Records for the exercise -
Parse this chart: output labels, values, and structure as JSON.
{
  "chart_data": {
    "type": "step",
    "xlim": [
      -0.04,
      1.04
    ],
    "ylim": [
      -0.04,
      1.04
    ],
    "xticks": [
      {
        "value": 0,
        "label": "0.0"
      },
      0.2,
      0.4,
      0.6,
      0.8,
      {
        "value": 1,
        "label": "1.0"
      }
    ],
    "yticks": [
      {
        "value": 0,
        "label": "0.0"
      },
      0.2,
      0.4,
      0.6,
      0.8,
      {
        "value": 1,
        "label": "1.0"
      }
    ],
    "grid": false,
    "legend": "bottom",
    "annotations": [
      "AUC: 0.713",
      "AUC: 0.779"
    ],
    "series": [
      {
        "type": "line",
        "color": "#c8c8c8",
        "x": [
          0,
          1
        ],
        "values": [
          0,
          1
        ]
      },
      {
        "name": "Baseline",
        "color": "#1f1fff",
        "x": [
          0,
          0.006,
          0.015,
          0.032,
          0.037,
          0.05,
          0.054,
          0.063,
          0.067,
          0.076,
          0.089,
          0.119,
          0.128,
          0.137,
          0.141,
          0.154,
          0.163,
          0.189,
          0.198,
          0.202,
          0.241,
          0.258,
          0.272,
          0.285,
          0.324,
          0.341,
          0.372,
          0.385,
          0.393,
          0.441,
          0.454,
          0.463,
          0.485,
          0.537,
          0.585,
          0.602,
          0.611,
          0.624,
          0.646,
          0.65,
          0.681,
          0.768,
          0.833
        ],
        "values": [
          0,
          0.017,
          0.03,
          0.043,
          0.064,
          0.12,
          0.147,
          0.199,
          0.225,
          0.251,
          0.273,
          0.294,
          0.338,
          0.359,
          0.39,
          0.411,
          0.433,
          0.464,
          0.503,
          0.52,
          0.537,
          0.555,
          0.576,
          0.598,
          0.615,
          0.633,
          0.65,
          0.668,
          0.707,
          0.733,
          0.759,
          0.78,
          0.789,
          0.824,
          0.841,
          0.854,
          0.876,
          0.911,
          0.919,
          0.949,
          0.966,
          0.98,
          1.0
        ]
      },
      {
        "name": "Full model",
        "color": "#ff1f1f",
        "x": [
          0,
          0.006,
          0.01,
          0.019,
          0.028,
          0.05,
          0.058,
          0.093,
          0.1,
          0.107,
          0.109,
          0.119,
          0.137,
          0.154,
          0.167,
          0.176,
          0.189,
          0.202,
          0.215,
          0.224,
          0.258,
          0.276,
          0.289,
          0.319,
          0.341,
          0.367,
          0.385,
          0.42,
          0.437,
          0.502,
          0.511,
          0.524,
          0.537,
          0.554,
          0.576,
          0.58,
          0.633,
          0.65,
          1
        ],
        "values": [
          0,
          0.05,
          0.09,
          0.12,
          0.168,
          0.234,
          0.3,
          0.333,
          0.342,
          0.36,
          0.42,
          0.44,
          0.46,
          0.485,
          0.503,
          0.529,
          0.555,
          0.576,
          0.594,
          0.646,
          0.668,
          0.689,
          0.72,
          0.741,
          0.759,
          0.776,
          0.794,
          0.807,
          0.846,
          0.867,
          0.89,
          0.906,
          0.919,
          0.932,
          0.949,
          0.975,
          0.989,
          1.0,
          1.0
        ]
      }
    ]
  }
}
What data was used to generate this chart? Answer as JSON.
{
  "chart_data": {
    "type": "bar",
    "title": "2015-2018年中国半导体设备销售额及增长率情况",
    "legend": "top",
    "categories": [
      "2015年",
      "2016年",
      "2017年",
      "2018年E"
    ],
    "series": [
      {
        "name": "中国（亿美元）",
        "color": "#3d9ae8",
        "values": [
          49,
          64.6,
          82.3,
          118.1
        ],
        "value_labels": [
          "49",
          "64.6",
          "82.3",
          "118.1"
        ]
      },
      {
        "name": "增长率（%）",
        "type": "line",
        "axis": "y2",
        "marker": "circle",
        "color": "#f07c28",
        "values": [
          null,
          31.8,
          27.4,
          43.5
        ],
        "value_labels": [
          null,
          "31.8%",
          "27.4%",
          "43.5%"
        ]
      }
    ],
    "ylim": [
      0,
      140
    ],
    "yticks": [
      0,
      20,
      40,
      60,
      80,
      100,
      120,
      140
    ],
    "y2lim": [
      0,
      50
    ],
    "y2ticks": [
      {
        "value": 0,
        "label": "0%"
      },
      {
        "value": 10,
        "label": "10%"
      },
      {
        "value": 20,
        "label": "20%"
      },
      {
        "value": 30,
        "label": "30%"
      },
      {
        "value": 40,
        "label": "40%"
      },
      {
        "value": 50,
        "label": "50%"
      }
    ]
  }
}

Problem to work on -
Select and copy each line from the data that includes the word "this".

Problem solution -
Parse this chart: output labels, values, and structure as JSON.
What data was used to generate this chart? Answer as JSON.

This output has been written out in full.